→ **The data**
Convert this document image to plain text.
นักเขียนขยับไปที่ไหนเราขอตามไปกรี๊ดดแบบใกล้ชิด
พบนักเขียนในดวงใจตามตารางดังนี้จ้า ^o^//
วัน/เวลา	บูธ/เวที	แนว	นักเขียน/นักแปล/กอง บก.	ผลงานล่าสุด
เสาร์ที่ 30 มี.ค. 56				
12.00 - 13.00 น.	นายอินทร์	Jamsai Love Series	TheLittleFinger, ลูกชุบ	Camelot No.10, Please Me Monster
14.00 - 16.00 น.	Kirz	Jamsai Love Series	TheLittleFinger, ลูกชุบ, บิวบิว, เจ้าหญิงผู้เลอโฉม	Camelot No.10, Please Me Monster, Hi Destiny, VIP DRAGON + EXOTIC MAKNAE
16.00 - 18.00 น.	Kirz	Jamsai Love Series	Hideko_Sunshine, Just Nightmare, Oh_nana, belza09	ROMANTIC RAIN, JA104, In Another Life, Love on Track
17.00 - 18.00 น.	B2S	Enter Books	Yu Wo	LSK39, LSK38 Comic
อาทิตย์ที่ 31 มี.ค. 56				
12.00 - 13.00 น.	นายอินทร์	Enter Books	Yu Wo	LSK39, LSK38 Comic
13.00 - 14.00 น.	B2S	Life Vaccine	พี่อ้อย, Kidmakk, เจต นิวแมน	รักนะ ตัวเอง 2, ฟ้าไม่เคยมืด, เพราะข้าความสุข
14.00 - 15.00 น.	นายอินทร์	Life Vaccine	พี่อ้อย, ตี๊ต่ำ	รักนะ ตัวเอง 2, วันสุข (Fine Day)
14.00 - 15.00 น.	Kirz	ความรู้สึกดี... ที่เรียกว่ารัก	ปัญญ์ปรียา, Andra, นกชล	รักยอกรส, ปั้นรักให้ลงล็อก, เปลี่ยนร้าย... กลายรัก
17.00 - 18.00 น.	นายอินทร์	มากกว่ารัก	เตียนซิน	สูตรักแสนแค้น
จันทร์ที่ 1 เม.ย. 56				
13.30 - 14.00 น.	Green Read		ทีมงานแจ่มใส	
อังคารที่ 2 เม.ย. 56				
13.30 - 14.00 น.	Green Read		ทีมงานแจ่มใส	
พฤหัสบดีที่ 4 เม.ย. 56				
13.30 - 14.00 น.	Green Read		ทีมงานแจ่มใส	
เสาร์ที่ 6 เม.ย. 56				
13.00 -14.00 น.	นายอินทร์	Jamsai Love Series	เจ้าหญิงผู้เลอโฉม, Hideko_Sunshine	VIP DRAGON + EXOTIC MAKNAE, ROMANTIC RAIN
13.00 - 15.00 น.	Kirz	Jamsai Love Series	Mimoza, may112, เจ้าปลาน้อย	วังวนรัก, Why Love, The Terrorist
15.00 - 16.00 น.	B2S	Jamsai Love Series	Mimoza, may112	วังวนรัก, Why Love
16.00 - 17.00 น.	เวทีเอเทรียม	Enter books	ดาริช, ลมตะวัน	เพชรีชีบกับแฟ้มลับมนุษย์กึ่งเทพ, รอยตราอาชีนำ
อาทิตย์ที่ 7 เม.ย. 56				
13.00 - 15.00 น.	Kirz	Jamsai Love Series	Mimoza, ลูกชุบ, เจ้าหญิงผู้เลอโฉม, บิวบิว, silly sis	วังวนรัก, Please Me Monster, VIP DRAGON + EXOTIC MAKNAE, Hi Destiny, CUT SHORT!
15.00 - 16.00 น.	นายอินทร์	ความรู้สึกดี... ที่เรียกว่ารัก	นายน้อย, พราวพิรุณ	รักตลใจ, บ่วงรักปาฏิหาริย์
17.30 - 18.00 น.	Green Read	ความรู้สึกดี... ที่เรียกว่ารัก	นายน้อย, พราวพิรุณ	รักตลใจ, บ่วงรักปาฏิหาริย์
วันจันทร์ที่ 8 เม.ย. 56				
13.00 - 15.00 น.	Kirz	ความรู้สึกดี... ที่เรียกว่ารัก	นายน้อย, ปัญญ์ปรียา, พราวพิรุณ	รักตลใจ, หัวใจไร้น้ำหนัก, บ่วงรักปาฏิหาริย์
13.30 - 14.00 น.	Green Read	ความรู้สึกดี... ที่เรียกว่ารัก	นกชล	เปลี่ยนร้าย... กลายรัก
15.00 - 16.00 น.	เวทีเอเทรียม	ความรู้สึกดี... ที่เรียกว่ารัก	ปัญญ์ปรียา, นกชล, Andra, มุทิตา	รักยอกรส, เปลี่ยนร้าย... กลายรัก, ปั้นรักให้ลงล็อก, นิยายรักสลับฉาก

→ **Direction**
Which lines hold the word "กปาฏ"? Copy every one of them.

→ **Reply to the exercise**
15.00 - 16.00 น.	นายอินทร์	ความรู้สึกดี... ที่เรียกว่ารัก	นายน้อย, พราวพิรุณ	รักตลใจ, บ่วงรักปาฏิหาริย์
17.30 - 18.00 น.	Green Read	ความรู้สึกดี... ที่เรียกว่ารัก	นายน้อย, พราวพิรุณ	รักตลใจ, บ่วงรักปาฏิหาริย์
13.00 - 15.00 น.	Kirz	ความรู้สึกดี... ที่เรียกว่ารัก	นายน้อย, ปัญญ์ปรียา, พราวพิรุณ	รักตลใจ, หัวใจไร้น้ำหนัก, บ่วงรักปาฏิหาริย์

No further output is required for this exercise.